# [Work instructions]
Gather the lines from the material that contain "legend".

Source data:
========
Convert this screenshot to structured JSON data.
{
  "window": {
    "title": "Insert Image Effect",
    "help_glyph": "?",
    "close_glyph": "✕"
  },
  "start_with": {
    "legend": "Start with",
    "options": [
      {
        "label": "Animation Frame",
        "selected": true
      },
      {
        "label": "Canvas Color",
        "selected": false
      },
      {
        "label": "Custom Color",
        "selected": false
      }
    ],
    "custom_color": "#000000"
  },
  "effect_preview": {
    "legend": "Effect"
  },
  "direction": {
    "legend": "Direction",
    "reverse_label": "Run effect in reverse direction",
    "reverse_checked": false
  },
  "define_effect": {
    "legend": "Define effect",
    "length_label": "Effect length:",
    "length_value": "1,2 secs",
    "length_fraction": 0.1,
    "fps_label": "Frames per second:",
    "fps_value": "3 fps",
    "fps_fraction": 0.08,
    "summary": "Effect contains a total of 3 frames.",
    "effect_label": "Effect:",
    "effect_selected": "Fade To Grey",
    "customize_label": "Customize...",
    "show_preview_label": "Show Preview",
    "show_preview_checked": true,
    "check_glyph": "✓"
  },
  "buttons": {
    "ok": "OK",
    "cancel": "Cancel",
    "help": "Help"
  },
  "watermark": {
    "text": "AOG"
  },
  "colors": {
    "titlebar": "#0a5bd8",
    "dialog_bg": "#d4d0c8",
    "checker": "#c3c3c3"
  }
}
========
# [Response below]
    "legend": "Start with",
    "legend": "Effect"
    "legend": "Direction",
    "legend": "Define effect",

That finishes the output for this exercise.